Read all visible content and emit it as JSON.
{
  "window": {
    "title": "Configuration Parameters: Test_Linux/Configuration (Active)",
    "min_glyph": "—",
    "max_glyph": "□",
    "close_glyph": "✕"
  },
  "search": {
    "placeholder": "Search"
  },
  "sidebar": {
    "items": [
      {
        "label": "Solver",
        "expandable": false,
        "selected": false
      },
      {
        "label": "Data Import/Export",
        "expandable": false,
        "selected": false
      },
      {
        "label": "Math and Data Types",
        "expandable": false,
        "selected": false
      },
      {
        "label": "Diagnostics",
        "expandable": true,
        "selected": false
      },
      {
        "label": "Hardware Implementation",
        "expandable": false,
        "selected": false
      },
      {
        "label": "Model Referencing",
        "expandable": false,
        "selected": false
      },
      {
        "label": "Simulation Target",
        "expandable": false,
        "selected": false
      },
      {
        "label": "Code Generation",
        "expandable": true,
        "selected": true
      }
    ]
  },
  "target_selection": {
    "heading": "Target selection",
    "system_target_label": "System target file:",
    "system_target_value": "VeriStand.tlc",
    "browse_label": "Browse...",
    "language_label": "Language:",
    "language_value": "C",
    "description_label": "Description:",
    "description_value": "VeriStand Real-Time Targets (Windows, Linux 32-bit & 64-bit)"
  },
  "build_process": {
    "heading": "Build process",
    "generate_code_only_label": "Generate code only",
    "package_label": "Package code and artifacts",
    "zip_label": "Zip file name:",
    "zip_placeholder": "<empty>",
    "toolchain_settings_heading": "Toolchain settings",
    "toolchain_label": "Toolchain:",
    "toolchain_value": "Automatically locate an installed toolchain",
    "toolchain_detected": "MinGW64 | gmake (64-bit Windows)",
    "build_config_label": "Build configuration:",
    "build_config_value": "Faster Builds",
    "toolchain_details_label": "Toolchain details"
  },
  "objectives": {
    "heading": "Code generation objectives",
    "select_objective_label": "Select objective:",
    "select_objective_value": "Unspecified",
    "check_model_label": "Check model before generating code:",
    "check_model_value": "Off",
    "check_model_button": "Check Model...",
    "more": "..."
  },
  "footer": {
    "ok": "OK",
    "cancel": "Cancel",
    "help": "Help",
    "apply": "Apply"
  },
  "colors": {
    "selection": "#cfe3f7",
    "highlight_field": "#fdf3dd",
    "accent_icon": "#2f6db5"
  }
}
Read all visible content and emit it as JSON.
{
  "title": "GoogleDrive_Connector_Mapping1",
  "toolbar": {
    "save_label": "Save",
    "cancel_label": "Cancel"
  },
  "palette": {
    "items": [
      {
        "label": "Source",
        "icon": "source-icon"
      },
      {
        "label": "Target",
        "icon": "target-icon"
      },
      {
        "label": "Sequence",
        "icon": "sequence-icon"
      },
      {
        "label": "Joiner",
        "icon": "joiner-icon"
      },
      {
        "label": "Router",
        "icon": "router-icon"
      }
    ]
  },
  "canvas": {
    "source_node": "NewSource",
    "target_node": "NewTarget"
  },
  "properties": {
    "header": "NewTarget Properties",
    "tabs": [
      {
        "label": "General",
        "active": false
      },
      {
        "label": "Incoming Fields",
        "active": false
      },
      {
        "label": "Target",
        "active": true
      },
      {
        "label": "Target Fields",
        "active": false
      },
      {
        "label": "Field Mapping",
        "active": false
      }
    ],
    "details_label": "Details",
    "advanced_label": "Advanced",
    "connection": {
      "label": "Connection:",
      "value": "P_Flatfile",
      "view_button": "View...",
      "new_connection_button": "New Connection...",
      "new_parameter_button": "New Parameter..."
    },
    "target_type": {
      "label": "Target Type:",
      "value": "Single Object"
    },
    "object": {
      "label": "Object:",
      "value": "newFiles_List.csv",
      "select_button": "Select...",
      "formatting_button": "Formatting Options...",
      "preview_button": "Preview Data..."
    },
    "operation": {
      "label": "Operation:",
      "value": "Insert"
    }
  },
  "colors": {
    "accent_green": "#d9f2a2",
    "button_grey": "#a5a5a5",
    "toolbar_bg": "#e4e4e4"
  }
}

:::

Exercise aim:
Reproduce the full listing exactly.

Result for this task:
Read all visible content and emit it as JSON.
{
  "window": {
    "title": "Configuration Parameters: Test_Linux/Configuration (Active)",
    "min_glyph": "—",
    "max_glyph": "□",
    "close_glyph": "✕"
  },
  "search": {
    "placeholder": "Search"
  },
  "sidebar": {
    "items": [
      {
        "label": "Solver",
        "expandable": false,
        "selected": false
      },
      {
        "label": "Data Import/Export",
        "expandable": false,
        "selected": false
      },
      {
        "label": "Math and Data Types",
        "expandable": false,
        "selected": false
      },
      {
        "label": "Diagnostics",
        "expandable": true,
        "selected": false
      },
      {
        "label": "Hardware Implementation",
        "expandable": false,
        "selected": false
      },
      {
        "label": "Model Referencing",
        "expandable": false,
        "selected": false
      },
      {
        "label": "Simulation Target",
        "expandable": false,
        "selected": false
      },
      {
        "label": "Code Generation",
        "expandable": true,
        "selected": true
      }
    ]
  },
  "target_selection": {
    "heading": "Target selection",
    "system_target_label": "System target file:",
    "system_target_value": "VeriStand.tlc",
    "browse_label": "Browse...",
    "language_label": "Language:",
    "language_value": "C",
    "description_label": "Description:",
    "description_value": "VeriStand Real-Time Targets (Windows, Linux 32-bit & 64-bit)"
  },
  "build_process": {
    "heading": "Build process",
    "generate_code_only_label": "Generate code only",
    "package_label": "Package code and artifacts",
    "zip_label": "Zip file name:",
    "zip_placeholder": "<empty>",
    "toolchain_settings_heading": "Toolchain settings",
    "toolchain_label": "Toolchain:",
    "toolchain_value": "Automatically locate an installed toolchain",
    "toolchain_detected": "MinGW64 | gmake (64-bit Windows)",
    "build_config_label": "Build configuration:",
    "build_config_value": "Faster Builds",
    "toolchain_details_label": "Toolchain details"
  },
  "objectives": {
    "heading": "Code generation objectives",
    "select_objective_label": "Select objective:",
    "select_objective_value": "Unspecified",
    "check_model_label": "Check model before generating code:",
    "check_model_value": "Off",
    "check_model_button": "Check Model...",
    "more": "..."
  },
  "footer": {
    "ok": "OK",
    "cancel": "Cancel",
    "help": "Help",
    "apply": "Apply"
  },
  "colors": {
    "selection": "#cfe3f7",
    "highlight_field": "#fdf3dd",
    "accent_icon": "#2f6db5"
  }
}
Read all visible content and emit it as JSON.
{
  "title": "GoogleDrive_Connector_Mapping1",
  "toolbar": {
    "save_label": "Save",
    "cancel_label": "Cancel"
  },
  "palette": {
    "items": [
      {
        "label": "Source",
        "icon": "source-icon"
      },
      {
        "label": "Target",
        "icon": "target-icon"
      },
      {
        "label": "Sequence",
        "icon": "sequence-icon"
      },
      {
        "label": "Joiner",
        "icon": "joiner-icon"
      },
      {
        "label": "Router",
        "icon": "router-icon"
      }
    ]
  },
  "canvas": {
    "source_node": "NewSource",
    "target_node": "NewTarget"
  },
  "properties": {
    "header": "NewTarget Properties",
    "tabs": [
      {
        "label": "General",
        "active": false
      },
      {
        "label": "Incoming Fields",
        "active": false
      },
      {
        "label": "Target",
        "active": true
      },
      {
        "label": "Target Fields",
        "active": false
      },
      {
        "label": "Field Mapping",
        "active": false
      }
    ],
    "details_label": "Details",
    "advanced_label": "Advanced",
    "connection": {
      "label": "Connection:",
      "value": "P_Flatfile",
      "view_button": "View...",
      "new_connection_button": "New Connection...",
      "new_parameter_button": "New Parameter..."
    },
    "target_type": {
      "label": "Target Type:",
      "value": "Single Object"
    },
    "object": {
      "label": "Object:",
      "value": "newFiles_List.csv",
      "select_button": "Select...",
      "formatting_button": "Formatting Options...",
      "preview_button": "Preview Data..."
    },
    "operation": {
      "label": "Operation:",
      "value": "Insert"
    }
  },
  "colors": {
    "accent_green": "#d9f2a2",
    "button_grey": "#a5a5a5",
    "toolbar_bg": "#e4e4e4"
  }
}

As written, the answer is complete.